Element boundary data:
☆ ☆ ☆ ☆ ☆ ☆ ☆
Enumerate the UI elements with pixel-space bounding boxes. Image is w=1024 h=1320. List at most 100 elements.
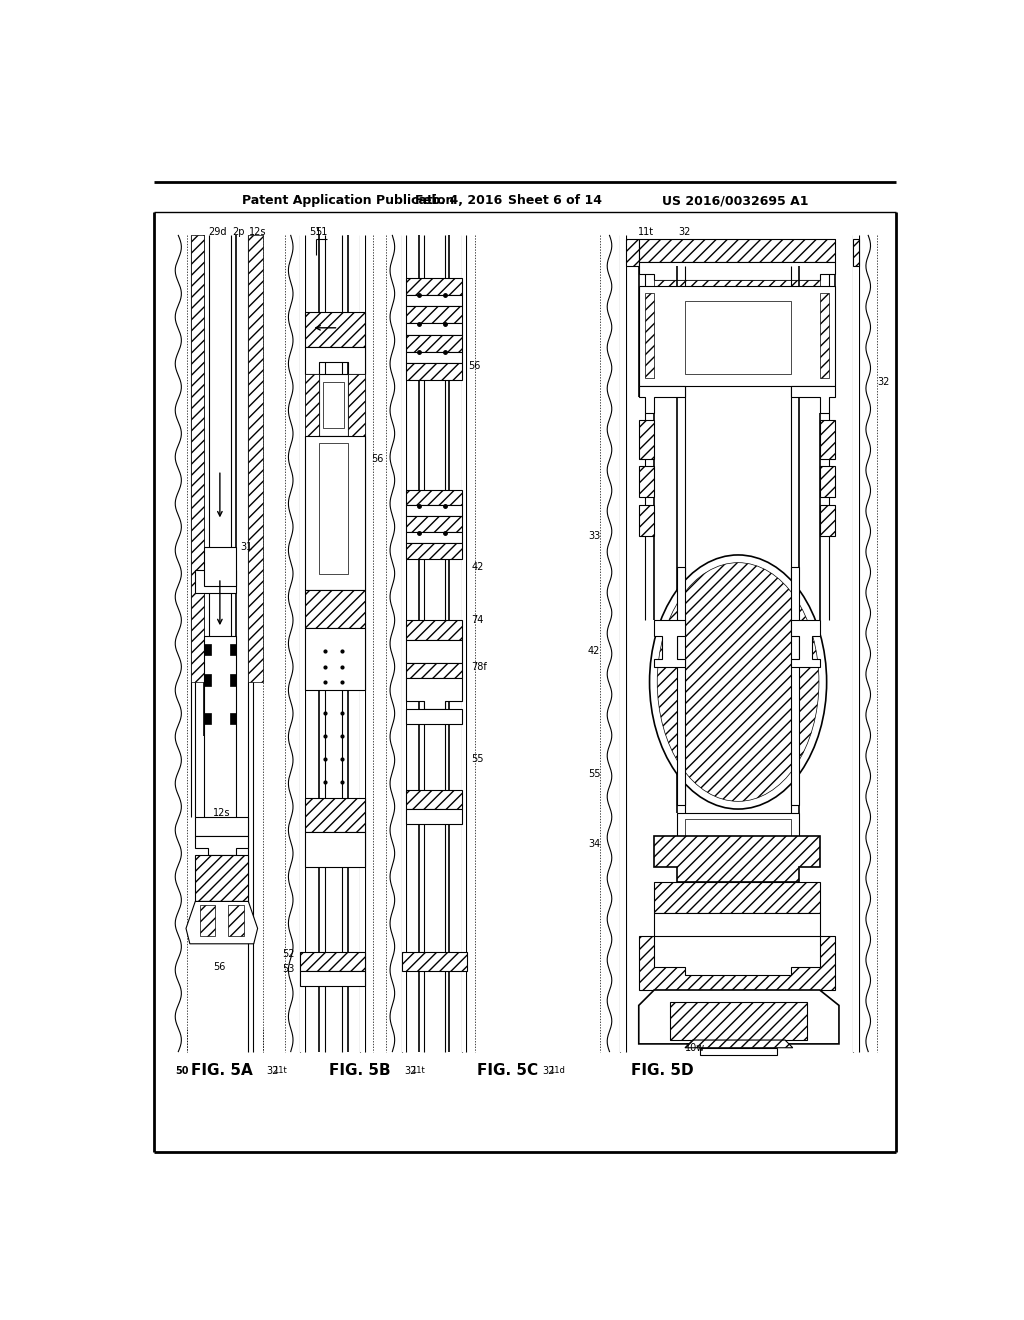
Polygon shape [819,466,836,498]
Polygon shape [654,620,685,667]
Bar [407,363,462,380]
Bar [200,906,215,936]
Text: 32: 32 [878,376,890,387]
Text: Patent Application Publication: Patent Application Publication [243,194,455,207]
Bar [300,970,366,986]
Bar [196,570,237,594]
Bar [319,374,348,436]
Polygon shape [654,836,819,882]
Bar [639,286,836,387]
Text: 34: 34 [588,838,600,849]
Text: 31: 31 [241,543,253,552]
Polygon shape [639,990,839,1044]
Bar [190,235,205,682]
Text: 56: 56 [468,362,480,371]
Bar [792,566,799,805]
Bar [305,313,366,347]
Polygon shape [639,387,685,412]
Polygon shape [639,420,654,459]
Ellipse shape [657,562,819,801]
Polygon shape [792,620,819,667]
Bar [305,374,319,436]
Polygon shape [639,936,836,990]
Bar [700,1048,777,1056]
Bar [407,532,462,544]
Text: 12s: 12s [213,808,230,818]
Polygon shape [639,506,654,536]
Bar [205,636,237,829]
Text: 53: 53 [283,964,295,974]
Bar [407,789,462,809]
Polygon shape [186,902,258,944]
Text: 11t: 11t [273,1067,287,1076]
Polygon shape [407,678,462,709]
Bar [305,797,366,832]
Bar [677,813,799,836]
Text: FIG. 5C: FIG. 5C [477,1064,539,1078]
Text: 2p: 2p [232,227,245,238]
Polygon shape [305,347,366,374]
Bar [319,444,348,574]
Text: Feb. 4, 2016: Feb. 4, 2016 [416,194,503,207]
Bar [230,713,237,725]
Text: 32: 32 [266,1065,279,1076]
Text: 51: 51 [309,227,322,238]
Text: 11t: 11t [638,227,654,238]
Text: FIG. 5B: FIG. 5B [330,1064,391,1078]
Bar [685,301,792,374]
Polygon shape [685,1040,793,1048]
Polygon shape [639,263,836,280]
Bar [196,817,249,836]
Bar [654,882,819,913]
Bar [407,640,462,663]
Bar [407,323,462,335]
Polygon shape [819,420,836,459]
Bar [462,235,466,1052]
Bar [205,644,211,655]
Text: 32: 32 [403,1065,417,1076]
Text: 55: 55 [588,770,600,779]
Text: 32: 32 [679,227,691,238]
Bar [407,544,462,558]
Text: Sheet 6 of 14: Sheet 6 of 14 [508,194,602,207]
Bar [677,566,685,805]
Bar [228,906,244,936]
Bar [305,832,366,867]
Bar [670,1002,807,1040]
Text: 78f: 78f [472,661,487,672]
Bar [205,548,237,586]
Bar [249,235,263,682]
Text: 29d: 29d [208,227,227,238]
Text: 51: 51 [315,227,328,238]
Bar [323,381,344,428]
Bar [407,506,462,516]
Bar [300,952,366,970]
Bar [407,294,462,306]
Bar [407,516,462,532]
Bar [407,490,462,504]
Bar [205,713,211,725]
Ellipse shape [649,554,826,809]
Polygon shape [792,387,836,412]
Bar [196,855,249,902]
Text: 56: 56 [372,454,384,463]
Text: 10w: 10w [685,1043,706,1053]
Bar [407,351,462,363]
Bar [626,239,639,267]
Text: 33: 33 [588,531,600,541]
Bar [853,239,859,267]
Text: US 2016/0032695 A1: US 2016/0032695 A1 [662,194,808,207]
Text: 52: 52 [282,949,295,958]
Bar [348,374,366,436]
Bar [639,239,836,263]
Bar [654,280,819,286]
Bar [819,293,829,378]
Text: 42: 42 [472,561,484,572]
Bar [305,628,366,689]
Bar [407,277,462,294]
Bar [360,235,366,1052]
Polygon shape [639,466,654,498]
Bar [853,235,859,1052]
Polygon shape [196,836,249,855]
Bar [407,709,462,725]
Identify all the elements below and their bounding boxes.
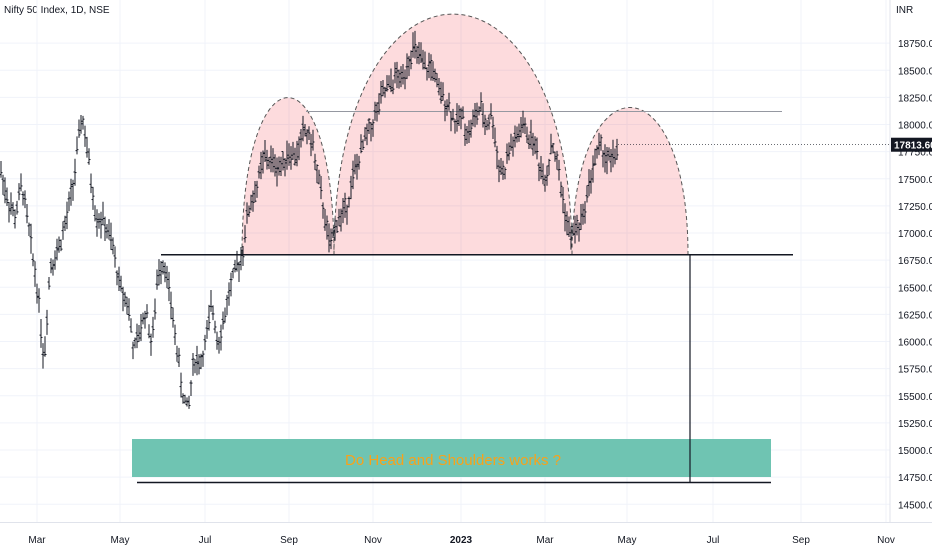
☆ ☆ ☆ ☆ ☆ ☆ ☆
**Your task**: Convert every line of the data above into a numbered list, skipping blank lines. Omit the pictures from the answer.

**Completed task**:
1. Enumerate the UI elements with pixel-space bounding boxes. Image is w=1024 h=1320. List at most 100 elements.
2. Polygon shape [819,466,836,498]
3. Polygon shape [654,620,685,667]
4. Bar [407,363,462,380]
5. Bar [200,906,215,936]
6. Text: 32: 32 [878,376,890,387]
7. Text: Patent Application Publication: Patent Application Publication [243,194,455,207]
8. Bar [300,970,366,986]
9. Bar [196,570,237,594]
10. Bar [319,374,348,436]
11. Polygon shape [654,836,819,882]
12. Bar [639,286,836,387]
13. Text: 34: 34 [588,838,600,849]
14. Text: 31: 31 [241,543,253,552]
15. Polygon shape [639,990,839,1044]
16. Bar [190,235,205,682]
17. Text: 56: 56 [468,362,480,371]
18. Bar [792,566,799,805]
19. Bar [305,313,366,347]
20. Polygon shape [639,387,685,412]
21. Polygon shape [639,420,654,459]
22. Ellipse shape [657,562,819,801]
23. Polygon shape [792,620,819,667]
24. Bar [305,374,319,436]
25. Polygon shape [639,936,836,990]
26. Bar [700,1048,777,1056]
27. Bar [407,532,462,544]
28. Text: 12s: 12s [213,808,230,818]
29. Polygon shape [639,506,654,536]
30. Bar [205,636,237,829]
31. Text: 53: 53 [283,964,295,974]
32. Bar [407,789,462,809]
33. Polygon shape [186,902,258,944]
34. Text: 11t: 11t [273,1067,287,1076]
35. Polygon shape [407,678,462,709]
36. Bar [305,797,366,832]
37. Bar [677,813,799,836]
38. Text: FIG. 5C: FIG. 5C [477,1064,539,1078]
39. Text: 2p: 2p [232,227,245,238]
40. Polygon shape [305,347,366,374]
41. Bar [319,444,348,574]
42. Text: Feb. 4, 2016: Feb. 4, 2016 [416,194,503,207]
43. Bar [230,713,237,725]
44. Text: 32: 32 [266,1065,279,1076]
45. Text: 51: 51 [309,227,322,238]
46. Text: 11t: 11t [638,227,654,238]
47. Text: FIG. 5B: FIG. 5B [330,1064,391,1078]
48. Bar [685,301,792,374]
49. Polygon shape [685,1040,793,1048]
50. Polygon shape [639,263,836,280]
51. Bar [196,817,249,836]
52. Bar [654,882,819,913]
53. Bar [407,640,462,663]
54. Bar [407,323,462,335]
55. Polygon shape [819,420,836,459]
56. Bar [462,235,466,1052]
57. Bar [205,644,211,655]
58. Text: 32: 32 [403,1065,417,1076]
59. Text: 55: 55 [588,770,600,779]
60. Text: 32: 32 [679,227,691,238]
61. Bar [407,544,462,558]
62. Text: Sheet 6 of 14: Sheet 6 of 14 [508,194,602,207]
63. Bar [677,566,685,805]
64. Bar [228,906,244,936]
65. Bar [305,832,366,867]
66. Bar [670,1002,807,1040]
67. Text: 78f: 78f [472,661,487,672]
68. Bar [205,548,237,586]
69. Bar [249,235,263,682]
70. Text: 29d: 29d [208,227,227,238]
71. Text: 51: 51 [315,227,328,238]
72. Bar [323,381,344,428]
73. Bar [407,506,462,516]
74. Bar [300,952,366,970]
75. Bar [407,294,462,306]
76. Bar [407,516,462,532]
77. Bar [407,490,462,504]
78. Bar [205,713,211,725]
79. Ellipse shape [649,554,826,809]
80. Polygon shape [792,387,836,412]
81. Bar [196,855,249,902]
82. Text: 56: 56 [372,454,384,463]
83. Text: 10w: 10w [685,1043,706,1053]
84. Bar [407,351,462,363]
85. Bar [626,239,639,267]
86. Text: 33: 33 [588,531,600,541]
87. Bar [853,239,859,267]
88. Text: US 2016/0032695 A1: US 2016/0032695 A1 [662,194,808,207]
89. Text: 52: 52 [282,949,295,958]
90. Bar [348,374,366,436]
91. Bar [639,239,836,263]
92. Bar [654,280,819,286]
93. Bar [819,293,829,378]
94. Text: 42: 42 [472,561,484,572]
95. Bar [305,628,366,689]
96. Bar [407,277,462,294]
97. Bar [360,235,366,1052]
98. Polygon shape [639,466,654,498]
99. Bar [853,235,859,1052]
100. Polygon shape [196,836,249,855]
101. Bar [407,709,462,725]
102. Identify all the elements below and their bounding boxes.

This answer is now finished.